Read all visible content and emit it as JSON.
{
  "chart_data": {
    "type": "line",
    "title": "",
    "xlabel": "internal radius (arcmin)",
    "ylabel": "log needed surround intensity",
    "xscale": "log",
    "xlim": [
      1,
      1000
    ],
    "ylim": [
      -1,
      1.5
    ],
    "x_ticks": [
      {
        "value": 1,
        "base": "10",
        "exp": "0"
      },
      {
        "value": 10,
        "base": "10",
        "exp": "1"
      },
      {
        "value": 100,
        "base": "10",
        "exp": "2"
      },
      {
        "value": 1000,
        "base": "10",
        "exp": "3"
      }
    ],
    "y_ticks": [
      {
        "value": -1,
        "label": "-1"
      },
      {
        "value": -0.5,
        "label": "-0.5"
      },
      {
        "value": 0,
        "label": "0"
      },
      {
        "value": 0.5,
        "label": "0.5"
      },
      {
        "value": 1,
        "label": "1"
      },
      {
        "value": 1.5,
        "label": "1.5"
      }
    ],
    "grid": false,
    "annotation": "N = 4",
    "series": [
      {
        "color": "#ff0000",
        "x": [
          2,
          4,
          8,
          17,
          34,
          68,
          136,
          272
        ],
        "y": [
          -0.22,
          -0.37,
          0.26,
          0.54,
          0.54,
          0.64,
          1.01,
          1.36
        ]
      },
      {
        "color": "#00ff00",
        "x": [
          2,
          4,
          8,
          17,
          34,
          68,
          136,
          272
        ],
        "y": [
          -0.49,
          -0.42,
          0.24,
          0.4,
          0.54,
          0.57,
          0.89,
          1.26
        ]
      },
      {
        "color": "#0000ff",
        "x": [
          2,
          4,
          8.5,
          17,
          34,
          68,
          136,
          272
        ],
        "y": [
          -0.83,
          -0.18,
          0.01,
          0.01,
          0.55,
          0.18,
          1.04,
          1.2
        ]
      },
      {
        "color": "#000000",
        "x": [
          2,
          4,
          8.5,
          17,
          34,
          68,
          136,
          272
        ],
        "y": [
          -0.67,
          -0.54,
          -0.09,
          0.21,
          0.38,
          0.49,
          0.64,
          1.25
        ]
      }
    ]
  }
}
++++
**Problem**
Give back each line above precisely as it stands.

**Written response**
Read all visible content and emit it as JSON.
{
  "chart_data": {
    "type": "line",
    "title": "",
    "xlabel": "internal radius (arcmin)",
    "ylabel": "log needed surround intensity",
    "xscale": "log",
    "xlim": [
      1,
      1000
    ],
    "ylim": [
      -1,
      1.5
    ],
    "x_ticks": [
      {
        "value": 1,
        "base": "10",
        "exp": "0"
      },
      {
        "value": 10,
        "base": "10",
        "exp": "1"
      },
      {
        "value": 100,
        "base": "10",
        "exp": "2"
      },
      {
        "value": 1000,
        "base": "10",
        "exp": "3"
      }
    ],
    "y_ticks": [
      {
        "value": -1,
        "label": "-1"
      },
      {
        "value": -0.5,
        "label": "-0.5"
      },
      {
        "value": 0,
        "label": "0"
      },
      {
        "value": 0.5,
        "label": "0.5"
      },
      {
        "value": 1,
        "label": "1"
      },
      {
        "value": 1.5,
        "label": "1.5"
      }
    ],
    "grid": false,
    "annotation": "N = 4",
    "series": [
      {
        "color": "#ff0000",
        "x": [
          2,
          4,
          8,
          17,
          34,
          68,
          136,
          272
        ],
        "y": [
          -0.22,
          -0.37,
          0.26,
          0.54,
          0.54,
          0.64,
          1.01,
          1.36
        ]
      },
      {
        "color": "#00ff00",
        "x": [
          2,
          4,
          8,
          17,
          34,
          68,
          136,
          272
        ],
        "y": [
          -0.49,
          -0.42,
          0.24,
          0.4,
          0.54,
          0.57,
          0.89,
          1.26
        ]
      },
      {
        "color": "#0000ff",
        "x": [
          2,
          4,
          8.5,
          17,
          34,
          68,
          136,
          272
        ],
        "y": [
          -0.83,
          -0.18,
          0.01,
          0.01,
          0.55,
          0.18,
          1.04,
          1.2
        ]
      },
      {
        "color": "#000000",
        "x": [
          2,
          4,
          8.5,
          17,
          34,
          68,
          136,
          272
        ],
        "y": [
          -0.67,
          -0.54,
          -0.09,
          0.21,
          0.38,
          0.49,
          0.64,
          1.25
        ]
      }
    ]
  }
}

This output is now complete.